┌────────

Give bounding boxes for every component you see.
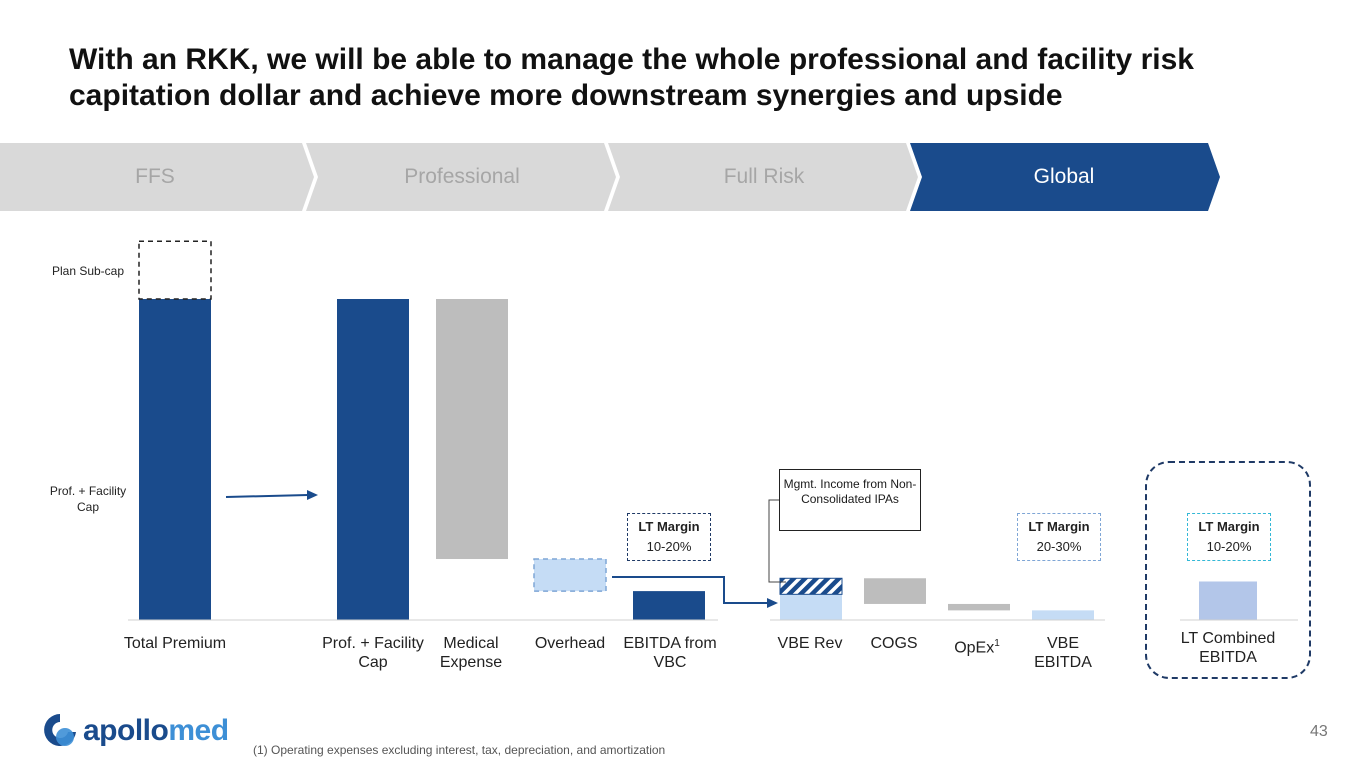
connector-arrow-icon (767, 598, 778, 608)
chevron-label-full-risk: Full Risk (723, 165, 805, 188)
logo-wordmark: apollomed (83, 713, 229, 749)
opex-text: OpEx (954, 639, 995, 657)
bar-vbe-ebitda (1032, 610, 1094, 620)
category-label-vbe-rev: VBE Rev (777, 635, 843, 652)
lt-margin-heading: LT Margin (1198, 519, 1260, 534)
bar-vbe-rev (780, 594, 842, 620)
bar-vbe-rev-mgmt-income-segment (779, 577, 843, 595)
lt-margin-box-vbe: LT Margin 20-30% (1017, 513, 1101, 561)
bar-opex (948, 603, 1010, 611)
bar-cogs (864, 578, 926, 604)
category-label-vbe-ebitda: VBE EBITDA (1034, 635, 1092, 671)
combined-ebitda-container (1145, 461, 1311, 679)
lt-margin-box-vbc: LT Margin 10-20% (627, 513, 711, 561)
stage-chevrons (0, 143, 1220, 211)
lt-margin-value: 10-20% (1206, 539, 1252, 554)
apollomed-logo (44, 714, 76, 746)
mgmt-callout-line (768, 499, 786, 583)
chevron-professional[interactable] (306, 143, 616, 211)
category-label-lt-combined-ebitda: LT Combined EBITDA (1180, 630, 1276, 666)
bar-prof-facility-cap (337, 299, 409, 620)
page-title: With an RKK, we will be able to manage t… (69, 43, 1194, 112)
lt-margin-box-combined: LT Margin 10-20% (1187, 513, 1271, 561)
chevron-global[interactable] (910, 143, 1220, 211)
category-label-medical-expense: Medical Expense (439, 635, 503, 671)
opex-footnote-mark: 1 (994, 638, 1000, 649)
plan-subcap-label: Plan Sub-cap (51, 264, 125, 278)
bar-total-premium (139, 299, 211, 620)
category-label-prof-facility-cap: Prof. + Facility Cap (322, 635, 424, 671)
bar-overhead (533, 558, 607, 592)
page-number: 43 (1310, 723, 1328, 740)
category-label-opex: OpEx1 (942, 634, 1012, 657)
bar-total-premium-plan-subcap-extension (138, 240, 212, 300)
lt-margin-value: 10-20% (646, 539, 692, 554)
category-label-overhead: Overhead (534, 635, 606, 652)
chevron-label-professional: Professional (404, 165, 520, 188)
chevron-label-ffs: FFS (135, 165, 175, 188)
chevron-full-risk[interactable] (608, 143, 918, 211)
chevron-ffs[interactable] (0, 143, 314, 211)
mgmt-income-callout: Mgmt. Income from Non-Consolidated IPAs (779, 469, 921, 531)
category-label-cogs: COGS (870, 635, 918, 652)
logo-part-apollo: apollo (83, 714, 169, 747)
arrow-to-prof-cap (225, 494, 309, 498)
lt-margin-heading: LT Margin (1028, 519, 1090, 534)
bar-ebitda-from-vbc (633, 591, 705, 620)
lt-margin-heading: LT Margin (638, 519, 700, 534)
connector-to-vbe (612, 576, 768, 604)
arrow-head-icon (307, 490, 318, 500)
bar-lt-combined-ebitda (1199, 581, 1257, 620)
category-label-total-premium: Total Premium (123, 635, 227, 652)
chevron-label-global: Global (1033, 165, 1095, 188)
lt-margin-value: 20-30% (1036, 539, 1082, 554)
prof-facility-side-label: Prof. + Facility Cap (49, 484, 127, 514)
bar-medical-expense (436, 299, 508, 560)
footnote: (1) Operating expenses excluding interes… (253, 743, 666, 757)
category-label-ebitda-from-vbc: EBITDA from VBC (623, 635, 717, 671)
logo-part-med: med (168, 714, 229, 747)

└────────
┌────────

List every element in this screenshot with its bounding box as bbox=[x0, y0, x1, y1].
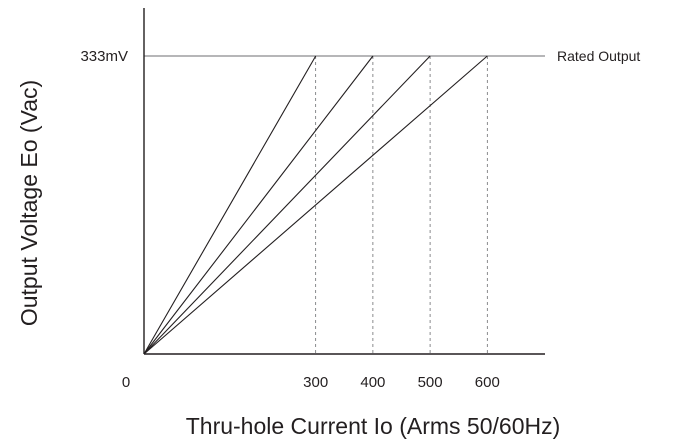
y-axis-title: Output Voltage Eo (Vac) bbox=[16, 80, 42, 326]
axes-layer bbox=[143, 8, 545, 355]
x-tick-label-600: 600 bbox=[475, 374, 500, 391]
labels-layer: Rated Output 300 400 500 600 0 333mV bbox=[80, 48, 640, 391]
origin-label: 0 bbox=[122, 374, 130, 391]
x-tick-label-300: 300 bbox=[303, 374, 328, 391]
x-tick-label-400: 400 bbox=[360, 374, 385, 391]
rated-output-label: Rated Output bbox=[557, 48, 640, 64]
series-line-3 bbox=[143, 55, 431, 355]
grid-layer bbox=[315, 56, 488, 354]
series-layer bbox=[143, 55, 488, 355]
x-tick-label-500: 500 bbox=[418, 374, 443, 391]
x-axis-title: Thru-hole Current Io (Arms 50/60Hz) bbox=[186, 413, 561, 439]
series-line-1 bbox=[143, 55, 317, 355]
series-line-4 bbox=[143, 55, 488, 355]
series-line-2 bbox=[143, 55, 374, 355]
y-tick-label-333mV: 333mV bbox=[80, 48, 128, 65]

└────────

• _Problem details_
Rewrite the listing above as a numbered list, starting with the line that contains "connector-arrow-icon (767, 598, 778, 608)" and continuing through the line that contains "category-label-cogs: COGS (870, 635, 918, 652)", with blank lines omitted.

• _Correct answer_
1. connector-arrow-icon (767, 598, 778, 608)
2. chevron-label-full-risk: Full Risk (723, 165, 805, 188)
3. logo-wordmark: apollomed (83, 713, 229, 749)
4. opex-text: OpEx (954, 639, 995, 657)
5. bar-vbe-ebitda (1032, 610, 1094, 620)
6. category-label-vbe-rev: VBE Rev (777, 635, 843, 652)
7. lt-margin-heading: LT Margin (1198, 519, 1260, 534)
8. bar-vbe-rev (780, 594, 842, 620)
9. bar-vbe-rev-mgmt-income-segment (779, 577, 843, 595)
10. lt-margin-box-vbe: LT Margin 20-30% (1017, 513, 1101, 561)
11. bar-opex (948, 603, 1010, 611)
12. bar-cogs (864, 578, 926, 604)
13. category-label-vbe-ebitda: VBE EBITDA (1034, 635, 1092, 671)
14. combined-ebitda-container (1145, 461, 1311, 679)
15. lt-margin-box-vbc: LT Margin 10-20% (627, 513, 711, 561)
16. stage-chevrons (0, 143, 1220, 211)
17. lt-margin-value: 10-20% (1206, 539, 1252, 554)
18. apollomed-logo (44, 714, 76, 746)
19. mgmt-callout-line (768, 499, 786, 583)
20. chevron-professional[interactable] (306, 143, 616, 211)
21. category-label-lt-combined-ebitda: LT Combined EBITDA (1180, 630, 1276, 666)
22. bar-prof-facility-cap (337, 299, 409, 620)
23. page-title: With an RKK, we will be able to manage t… (69, 43, 1194, 112)
24. lt-margin-box-combined: LT Margin 10-20% (1187, 513, 1271, 561)
25. chevron-global[interactable] (910, 143, 1220, 211)
26. category-label-medical-expense: Medical Expense (439, 635, 503, 671)
27. opex-footnote-mark: 1 (994, 638, 1000, 649)
28. plan-subcap-label: Plan Sub-cap (51, 264, 125, 278)
29. bar-total-premium (139, 299, 211, 620)
30. category-label-prof-facility-cap: Prof. + Facility Cap (322, 635, 424, 671)
31. bar-overhead (533, 558, 607, 592)
32. page-number: 43 (1310, 723, 1328, 740)
33. category-label-opex: OpEx1 (942, 634, 1012, 657)
34. bar-total-premium-plan-subcap-extension (138, 240, 212, 300)
35. lt-margin-value: 10-20% (646, 539, 692, 554)
36. category-label-overhead: Overhead (534, 635, 606, 652)
37. chevron-label-professional: Professional (404, 165, 520, 188)
38. chevron-label-ffs: FFS (135, 165, 175, 188)
39. chevron-full-risk[interactable] (608, 143, 918, 211)
40. chevron-ffs[interactable] (0, 143, 314, 211)
41. mgmt-income-callout: Mgmt. Income from Non-Consolidated IPAs (779, 469, 921, 531)
42. category-label-cogs: COGS (870, 635, 918, 652)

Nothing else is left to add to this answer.